Entries from a visual dataset
--- --- ---
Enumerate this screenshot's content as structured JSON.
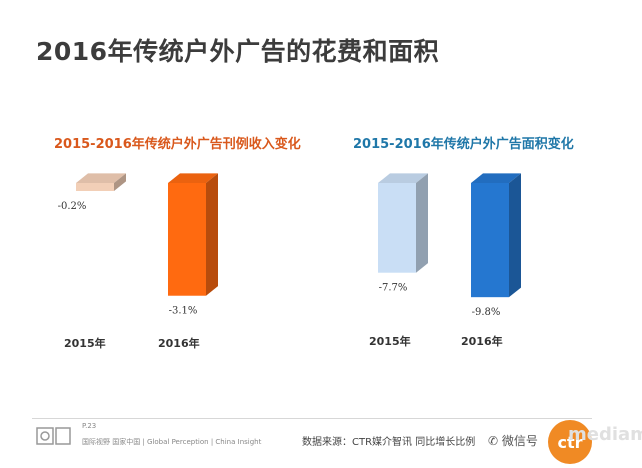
{
  "page_title": "2016年传统户外广告的花费和面积",
  "chart_data": [
    {
      "type": "bar",
      "title": "2015-2016年传统户外广告刊例收入变化",
      "categories": [
        "2015年",
        "2016年"
      ],
      "values": [
        -0.2,
        -3.1
      ],
      "value_labels": [
        "-0.2%",
        "-3.1%"
      ],
      "ylim": [
        -3.3,
        0
      ],
      "colors": [
        "#f2cfb7",
        "#ff6a10"
      ]
    },
    {
      "type": "bar",
      "title": "2015-2016年传统户外广告面积变化",
      "categories": [
        "2015年",
        "2016年"
      ],
      "values": [
        -7.7,
        -9.8
      ],
      "value_labels": [
        "-7.7%",
        "-9.8%"
      ],
      "ylim": [
        -10.3,
        0
      ],
      "colors": [
        "#c9def5",
        "#2577d0"
      ]
    }
  ],
  "footer": {
    "page_number": "P.23",
    "tagline": "国际视野  国家中国 | Global Perception | China Insight",
    "source": "数据来源：CTR媒介智讯   同比增长比例",
    "wechat": "微信号",
    "brand": "mediam",
    "logo_text": "ctr"
  }
}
--- --- ---
▸ EXERCISE
Transcribe the full listing above exactly as it stands, minus the pictures.

▸ ANSWER TO THE EXERCISE
Enumerate this screenshot's content as structured JSON.
{
  "page_title": "2016年传统户外广告的花费和面积",
  "chart_data": [
    {
      "type": "bar",
      "title": "2015-2016年传统户外广告刊例收入变化",
      "categories": [
        "2015年",
        "2016年"
      ],
      "values": [
        -0.2,
        -3.1
      ],
      "value_labels": [
        "-0.2%",
        "-3.1%"
      ],
      "ylim": [
        -3.3,
        0
      ],
      "colors": [
        "#f2cfb7",
        "#ff6a10"
      ]
    },
    {
      "type": "bar",
      "title": "2015-2016年传统户外广告面积变化",
      "categories": [
        "2015年",
        "2016年"
      ],
      "values": [
        -7.7,
        -9.8
      ],
      "value_labels": [
        "-7.7%",
        "-9.8%"
      ],
      "ylim": [
        -10.3,
        0
      ],
      "colors": [
        "#c9def5",
        "#2577d0"
      ]
    }
  ],
  "footer": {
    "page_number": "P.23",
    "tagline": "国际视野  国家中国 | Global Perception | China Insight",
    "source": "数据来源：CTR媒介智讯   同比增长比例",
    "wechat": "微信号",
    "brand": "mediam",
    "logo_text": "ctr"
  }
}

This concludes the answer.